= Task prompt =
Every line in the entries where "Highly" is found should be copied.

= Data items =
Content starts

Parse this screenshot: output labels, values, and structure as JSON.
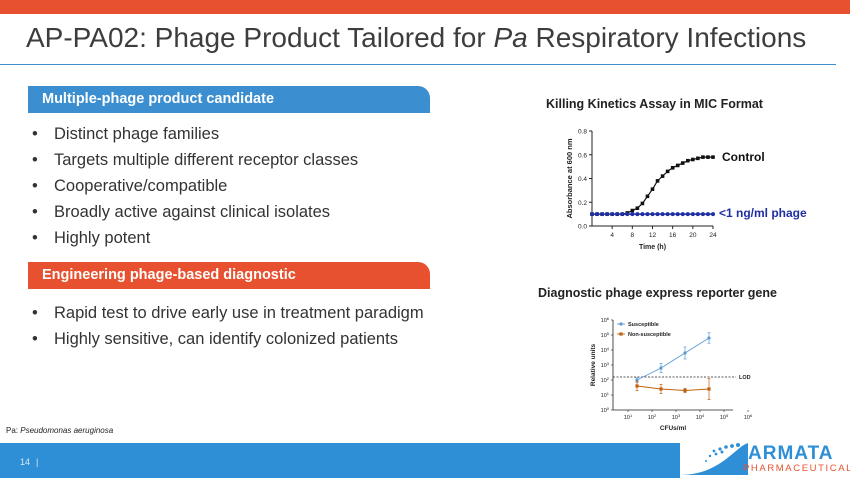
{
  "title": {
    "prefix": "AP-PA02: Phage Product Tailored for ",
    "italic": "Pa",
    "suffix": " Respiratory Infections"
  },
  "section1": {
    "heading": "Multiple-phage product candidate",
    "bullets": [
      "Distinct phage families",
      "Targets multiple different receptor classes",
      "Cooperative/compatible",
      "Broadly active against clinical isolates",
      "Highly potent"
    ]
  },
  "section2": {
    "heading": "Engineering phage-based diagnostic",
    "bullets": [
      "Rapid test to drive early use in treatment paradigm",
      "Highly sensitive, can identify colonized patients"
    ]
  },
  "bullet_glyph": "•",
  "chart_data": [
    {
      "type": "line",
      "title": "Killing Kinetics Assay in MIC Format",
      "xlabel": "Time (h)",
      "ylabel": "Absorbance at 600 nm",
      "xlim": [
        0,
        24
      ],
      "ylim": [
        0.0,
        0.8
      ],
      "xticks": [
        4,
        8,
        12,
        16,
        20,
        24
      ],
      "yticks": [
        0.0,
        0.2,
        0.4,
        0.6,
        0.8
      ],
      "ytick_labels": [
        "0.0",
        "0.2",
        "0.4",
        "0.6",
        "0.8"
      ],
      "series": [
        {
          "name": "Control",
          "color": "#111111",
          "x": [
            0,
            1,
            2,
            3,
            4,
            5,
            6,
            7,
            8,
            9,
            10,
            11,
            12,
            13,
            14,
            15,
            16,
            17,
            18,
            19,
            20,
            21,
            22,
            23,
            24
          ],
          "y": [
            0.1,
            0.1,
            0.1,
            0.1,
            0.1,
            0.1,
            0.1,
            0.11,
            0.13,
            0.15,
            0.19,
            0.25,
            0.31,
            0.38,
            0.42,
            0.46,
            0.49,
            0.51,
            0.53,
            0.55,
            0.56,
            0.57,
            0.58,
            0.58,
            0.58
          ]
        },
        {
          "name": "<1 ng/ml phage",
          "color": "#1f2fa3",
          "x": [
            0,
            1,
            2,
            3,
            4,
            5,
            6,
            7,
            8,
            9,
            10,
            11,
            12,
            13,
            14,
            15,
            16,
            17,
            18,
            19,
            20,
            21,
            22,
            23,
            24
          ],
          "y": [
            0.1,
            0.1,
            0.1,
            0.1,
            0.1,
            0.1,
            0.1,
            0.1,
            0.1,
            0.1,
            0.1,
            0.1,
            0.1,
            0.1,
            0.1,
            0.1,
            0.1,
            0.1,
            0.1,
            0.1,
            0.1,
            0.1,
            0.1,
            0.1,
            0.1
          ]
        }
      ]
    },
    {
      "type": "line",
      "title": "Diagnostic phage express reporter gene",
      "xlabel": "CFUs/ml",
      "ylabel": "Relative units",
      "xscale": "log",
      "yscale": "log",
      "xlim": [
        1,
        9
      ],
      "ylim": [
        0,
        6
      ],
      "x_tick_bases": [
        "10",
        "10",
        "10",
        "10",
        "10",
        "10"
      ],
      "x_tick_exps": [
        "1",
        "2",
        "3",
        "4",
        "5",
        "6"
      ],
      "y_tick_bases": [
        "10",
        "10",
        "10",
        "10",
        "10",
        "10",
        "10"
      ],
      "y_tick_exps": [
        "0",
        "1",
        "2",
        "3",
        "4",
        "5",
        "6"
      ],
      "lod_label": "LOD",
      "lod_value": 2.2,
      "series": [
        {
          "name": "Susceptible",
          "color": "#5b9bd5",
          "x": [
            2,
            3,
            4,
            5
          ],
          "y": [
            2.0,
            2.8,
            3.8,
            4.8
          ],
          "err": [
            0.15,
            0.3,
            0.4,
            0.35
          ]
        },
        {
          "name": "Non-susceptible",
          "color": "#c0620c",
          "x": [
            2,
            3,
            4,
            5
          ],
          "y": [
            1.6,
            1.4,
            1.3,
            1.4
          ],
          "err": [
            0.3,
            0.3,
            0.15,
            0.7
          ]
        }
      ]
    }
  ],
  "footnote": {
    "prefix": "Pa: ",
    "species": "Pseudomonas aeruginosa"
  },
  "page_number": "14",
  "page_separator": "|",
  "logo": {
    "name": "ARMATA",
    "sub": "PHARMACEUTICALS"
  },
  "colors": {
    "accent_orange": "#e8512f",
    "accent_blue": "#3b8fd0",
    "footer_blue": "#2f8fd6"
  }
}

Content ends
Content starts

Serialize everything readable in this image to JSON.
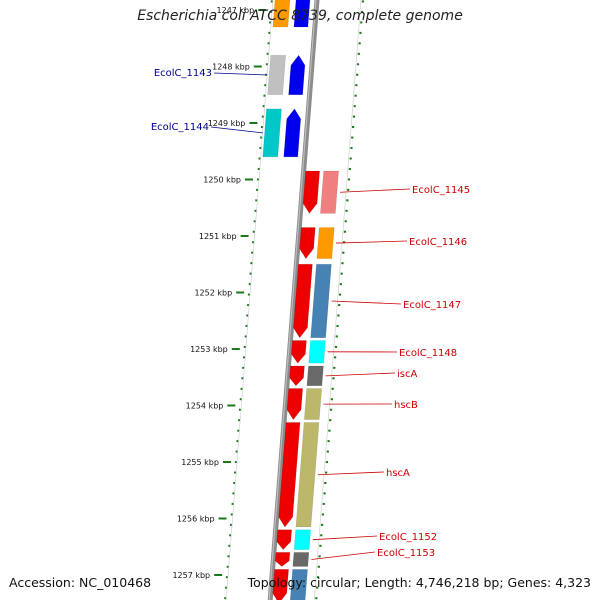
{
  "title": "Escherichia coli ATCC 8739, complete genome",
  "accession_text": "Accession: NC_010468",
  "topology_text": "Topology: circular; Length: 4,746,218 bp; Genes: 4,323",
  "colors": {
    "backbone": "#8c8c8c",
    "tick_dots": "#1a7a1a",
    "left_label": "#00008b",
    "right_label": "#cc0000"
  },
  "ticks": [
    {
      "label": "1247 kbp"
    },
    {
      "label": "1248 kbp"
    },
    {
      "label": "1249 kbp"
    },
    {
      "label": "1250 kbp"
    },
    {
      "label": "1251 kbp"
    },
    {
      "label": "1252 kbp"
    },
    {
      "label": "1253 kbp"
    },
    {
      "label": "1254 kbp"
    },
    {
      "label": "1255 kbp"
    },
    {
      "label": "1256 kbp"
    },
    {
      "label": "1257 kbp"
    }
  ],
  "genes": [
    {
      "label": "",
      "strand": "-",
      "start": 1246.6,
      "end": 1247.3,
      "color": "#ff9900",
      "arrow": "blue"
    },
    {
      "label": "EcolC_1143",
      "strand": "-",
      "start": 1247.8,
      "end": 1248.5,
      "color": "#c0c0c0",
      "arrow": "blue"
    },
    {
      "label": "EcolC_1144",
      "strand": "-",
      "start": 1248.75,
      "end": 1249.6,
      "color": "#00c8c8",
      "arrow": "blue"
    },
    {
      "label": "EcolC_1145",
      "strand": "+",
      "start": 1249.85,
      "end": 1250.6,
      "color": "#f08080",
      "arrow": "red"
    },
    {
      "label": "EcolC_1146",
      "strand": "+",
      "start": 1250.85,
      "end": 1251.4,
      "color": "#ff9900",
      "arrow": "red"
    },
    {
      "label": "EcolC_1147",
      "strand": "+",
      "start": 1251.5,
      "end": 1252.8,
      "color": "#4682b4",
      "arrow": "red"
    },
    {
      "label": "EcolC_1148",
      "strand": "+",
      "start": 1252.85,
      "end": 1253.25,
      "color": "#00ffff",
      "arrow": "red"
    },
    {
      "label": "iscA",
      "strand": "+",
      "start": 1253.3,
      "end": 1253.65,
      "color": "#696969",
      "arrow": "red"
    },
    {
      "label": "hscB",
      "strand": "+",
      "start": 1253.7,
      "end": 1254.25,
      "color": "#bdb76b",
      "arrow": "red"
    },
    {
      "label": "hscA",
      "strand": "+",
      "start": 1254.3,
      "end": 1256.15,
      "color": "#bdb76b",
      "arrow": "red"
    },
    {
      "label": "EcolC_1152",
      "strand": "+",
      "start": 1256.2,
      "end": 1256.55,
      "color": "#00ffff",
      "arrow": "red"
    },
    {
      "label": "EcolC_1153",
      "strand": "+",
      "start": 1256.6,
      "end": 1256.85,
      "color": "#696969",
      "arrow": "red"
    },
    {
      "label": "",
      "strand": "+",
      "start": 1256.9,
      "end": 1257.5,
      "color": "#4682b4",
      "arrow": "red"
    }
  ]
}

Content ends

= Solution for this exercise =
      "Highly potent"
      "Highly sensitive, can identify colonized patients"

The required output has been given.